Transcribe every entry below word for word, but skip the pictures.

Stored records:
• • • • •

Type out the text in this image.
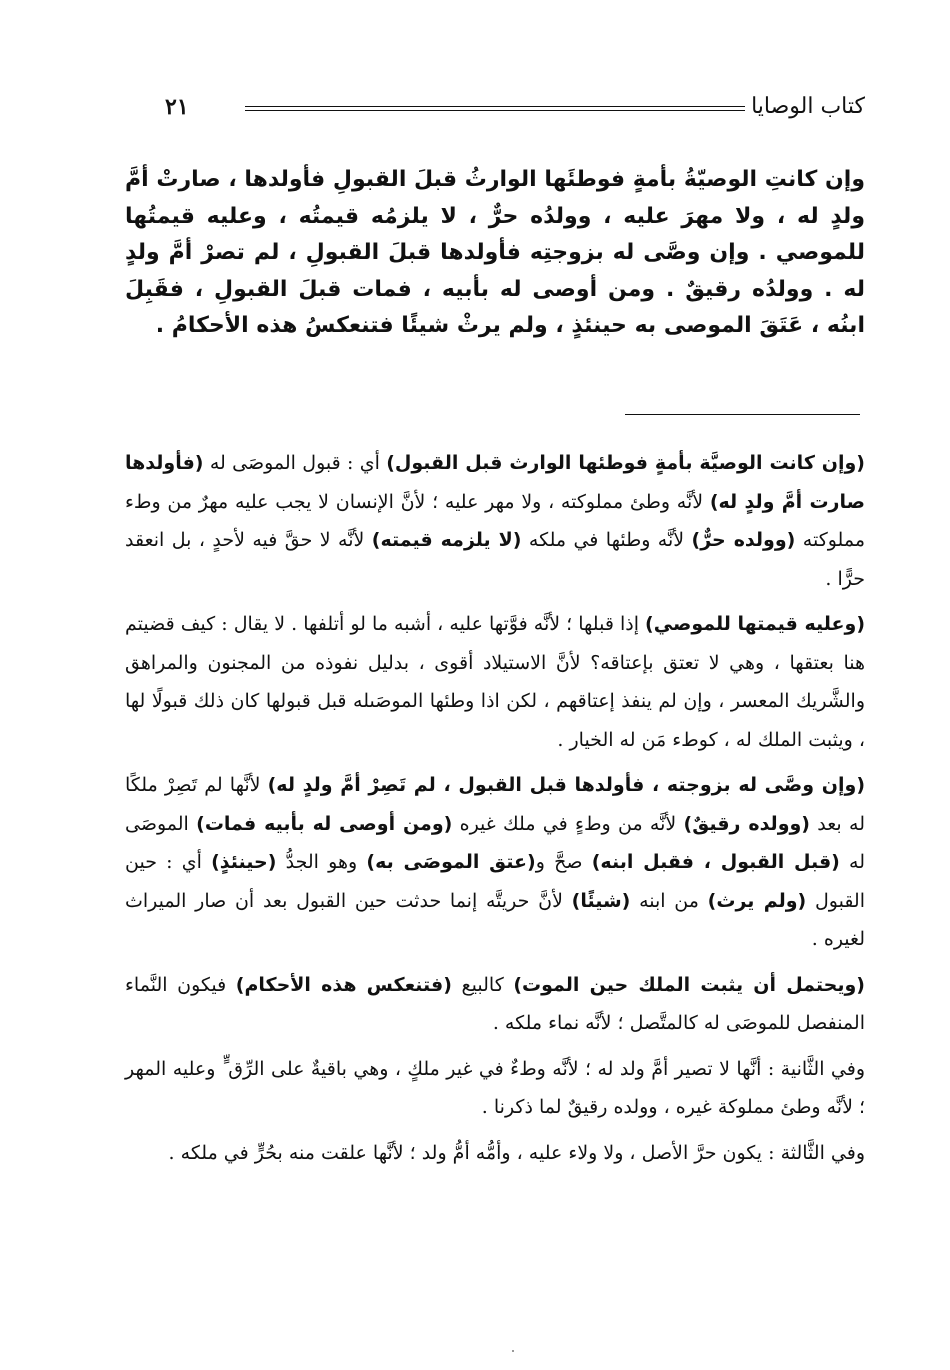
كتاب الوصايا
٢١
وإن كانتِ الوصيّةُ بأمةٍ فوطئَها الوارثُ قبلَ القبولِ فأولدها ، صارتْ أمَّ ولدٍ له ، ولا مهرَ عليه ، وولدُه حرٌّ ، لا يلزمُه قيمتُه ، وعليه قيمتُها للموصي . وإن وصَّى له بزوجتِه فأولدها قبلَ القبولِ ، لم تصرْ أمَّ ولدٍ له . وولدُه رقيقٌ . ومن أوصى له بأبيه ، فمات قبلَ القبولِ ، فقَبِلَ ابنُه ، عَتَقَ الموصى به حينئذٍ ، ولم يرثْ شيئًا فتنعكسُ هذه الأحكامُ .

(وإن كانت الوصيَّة بأمةٍ فوطئها الوارث قبل القبول) أي : قبول الموصَى له (فأولدها صارت أمَّ ولدٍ له) لأنَّه وطئ مملوكته ، ولا مهر عليه ؛ لأنَّ الإنسان لا يجب عليه مهرٌ من وطء مملوكته (وولده حرٌّ) لأنَّه وطئها في ملكه (لا يلزمه قيمته) لأنَّه لا حقَّ فيه لأحدٍ ، بل انعقد حرًّا .

(وعليه قيمتها للموصي) إذا قبلها ؛ لأنَّه فوَّتها عليه ، أشبه ما لو أتلفها . لا يقال : كيف قضيتم هنا بعتقها ، وهي لا تعتق بإعتاقه؟ لأنَّ الاستيلاد أقوى ، بدليل نفوذه من المجنون والمراهق والشَّريك المعسر ، وإن لم ينفذ إعتاقهم ، لكن اذا وطئها الموصَىله قبل قبولها كان ذلك قبولًا لها ، ويثبت الملك له ، كوطء مَن له الخيار .

(وإن وصَّى له بزوجته ، فأولدها قبل القبول ، لم تَصِرْ أمَّ ولدٍ له) لأنَّها لم تَصِرْ ملكًا له بعد (وولده رقيقٌ) لأنَّه من وطءٍ في ملك غيره (ومن أوصى له بأبيه فمات) الموصَى له (قبل القبول ، فقبل ابنه) صحَّ و(عتق الموصَى به) وهو الجدُّ (حينئذٍ) أي : حين القبول (ولم يرث) من ابنه (شيئًا) لأنَّ حريتَّه إنما حدثت حين القبول بعد أن صار الميراث لغيره .

(ويحتمل أن يثبت الملك حين الموت) كالبيع (فتنعكس هذه الأحكام) فيكون النَّماء المنفصل للموصَى له كالمتَّصل ؛ لأنَّه نماء ملكه .

وفي الثَّانية : أنَّها لا تصير أمَّ ولد له ؛ لأنَّه وطءٌ في غير ملكٍ ، وهي باقيةٌ على الرِّق ٍّ وعليه المهر ؛ لأنَّه وطئ مملوكة غيره ، وولده رقيقٌ لما ذكرنا .

وفي الثَّالثة : يكون حرَّ الأصل ، ولا ولاء عليه ، وأمُّه أمُّ ولد ؛ لأنَّها علقت منه بحُرٍّ في ملكه .
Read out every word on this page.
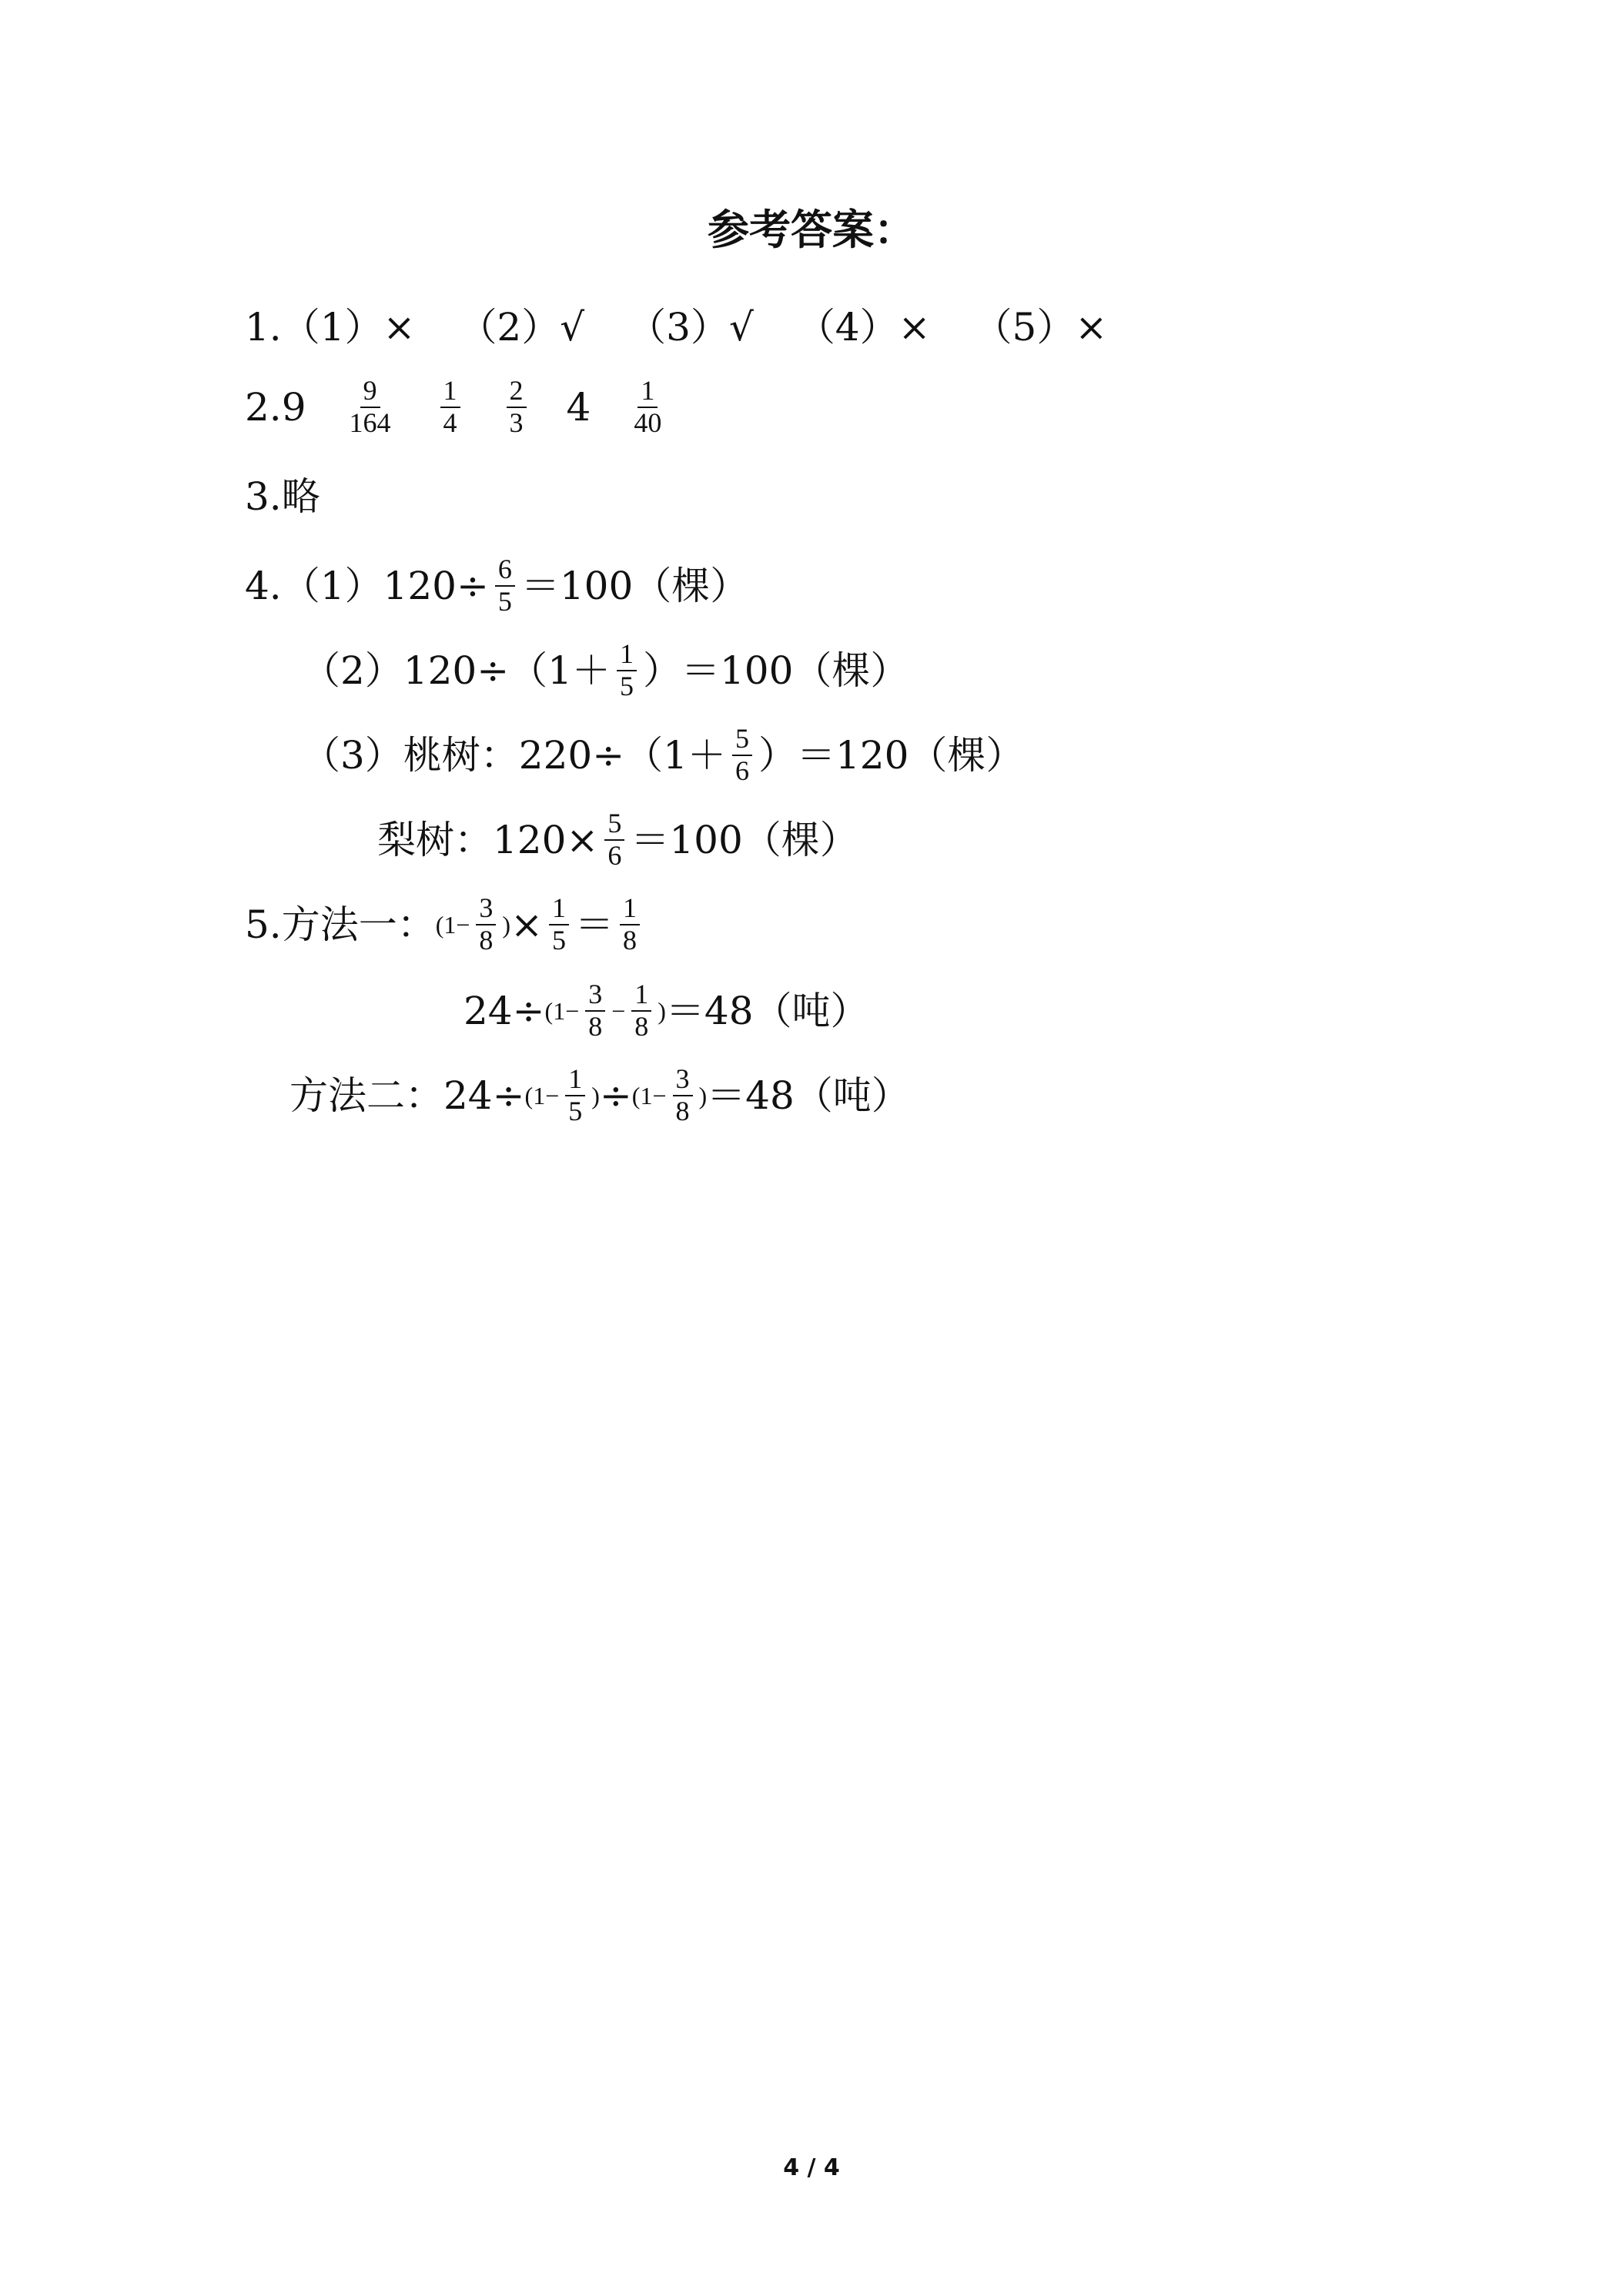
参考答案：
1. （1） × （2） √ （3） √ （4） × （5） ×
$2.9 \frac{9}{164} \frac{1}{4} \frac{2}{3} 4 \frac{1}{40}$
3.略
$4.(1)120\div \frac{6}{5} =100$（棵）
$(2)120\div(1+ \frac{1}{5} )=100$（棵）
（3）桃树：$220\div(1+ \frac{5}{6} )=120$（棵）
梨树：$120\times \frac{5}{6} =100$（棵）
5.方法一： ($1- \frac{3}{8}$ ) × $\frac{1}{5} = \frac{1}{8}$
$24\div (1- \frac{3}{8} - \frac{1}{8}$ ) ＝48（吨）
方法二：$24\div (1- \frac{1}{5}$ ) ÷ ($1- \frac{3}{8}$ ) ＝48（吨）
4 / 4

• • • • •

RESULT OF THIS EXERCISE:
Type out the text in this image.
كتاب الوصايا
٢١
وإن كانتِ الوصيّةُ بأمةٍ فوطئَها الوارثُ قبلَ القبولِ فأولدها ، صارتْ أمَّ ولدٍ له ، ولا مهرَ عليه ، وولدُه حرٌّ ، لا يلزمُه قيمتُه ، وعليه قيمتُها للموصي . وإن وصَّى له بزوجتِه فأولدها قبلَ القبولِ ، لم تصرْ أمَّ ولدٍ له . وولدُه رقيقٌ . ومن أوصى له بأبيه ، فمات قبلَ القبولِ ، فقَبِلَ ابنُه ، عَتَقَ الموصى به حينئذٍ ، ولم يرثْ شيئًا فتنعكسُ هذه الأحكامُ .

(وإن كانت الوصيَّة بأمةٍ فوطئها الوارث قبل القبول) أي : قبول الموصَى له (فأولدها صارت أمَّ ولدٍ له) لأنَّه وطئ مملوكته ، ولا مهر عليه ؛ لأنَّ الإنسان لا يجب عليه مهرٌ من وطء مملوكته (وولده حرٌّ) لأنَّه وطئها في ملكه (لا يلزمه قيمته) لأنَّه لا حقَّ فيه لأحدٍ ، بل انعقد حرًّا .

(وعليه قيمتها للموصي) إذا قبلها ؛ لأنَّه فوَّتها عليه ، أشبه ما لو أتلفها . لا يقال : كيف قضيتم هنا بعتقها ، وهي لا تعتق بإعتاقه؟ لأنَّ الاستيلاد أقوى ، بدليل نفوذه من المجنون والمراهق والشَّريك المعسر ، وإن لم ينفذ إعتاقهم ، لكن اذا وطئها الموصَىله قبل قبولها كان ذلك قبولًا لها ، ويثبت الملك له ، كوطء مَن له الخيار .

(وإن وصَّى له بزوجته ، فأولدها قبل القبول ، لم تَصِرْ أمَّ ولدٍ له) لأنَّها لم تَصِرْ ملكًا له بعد (وولده رقيقٌ) لأنَّه من وطءٍ في ملك غيره (ومن أوصى له بأبيه فمات) الموصَى له (قبل القبول ، فقبل ابنه) صحَّ و(عتق الموصَى به) وهو الجدُّ (حينئذٍ) أي : حين القبول (ولم يرث) من ابنه (شيئًا) لأنَّ حريتَّه إنما حدثت حين القبول بعد أن صار الميراث لغيره .

(ويحتمل أن يثبت الملك حين الموت) كالبيع (فتنعكس هذه الأحكام) فيكون النَّماء المنفصل للموصَى له كالمتَّصل ؛ لأنَّه نماء ملكه .

وفي الثَّانية : أنَّها لا تصير أمَّ ولد له ؛ لأنَّه وطءٌ في غير ملكٍ ، وهي باقيةٌ على الرِّق ٍّ وعليه المهر ؛ لأنَّه وطئ مملوكة غيره ، وولده رقيقٌ لما ذكرنا .

وفي الثَّالثة : يكون حرَّ الأصل ، ولا ولاء عليه ، وأمُّه أمُّ ولد ؛ لأنَّها علقت منه بحُرٍّ في ملكه .
Read out every word on this page.
参考答案：
1. （1） × （2） √ （3） √ （4） × （5） ×
$2.9 \frac{9}{164} \frac{1}{4} \frac{2}{3} 4 \frac{1}{40}$
3.略
$4.(1)120\div \frac{6}{5} =100$（棵）
$(2)120\div(1+ \frac{1}{5} )=100$（棵）
（3）桃树：$220\div(1+ \frac{5}{6} )=120$（棵）
梨树：$120\times \frac{5}{6} =100$（棵）
5.方法一： ($1- \frac{3}{8}$ ) × $\frac{1}{5} = \frac{1}{8}$
$24\div (1- \frac{3}{8} - \frac{1}{8}$ ) ＝48（吨）
方法二：$24\div (1- \frac{1}{5}$ ) ÷ ($1- \frac{3}{8}$ ) ＝48（吨）
4 / 4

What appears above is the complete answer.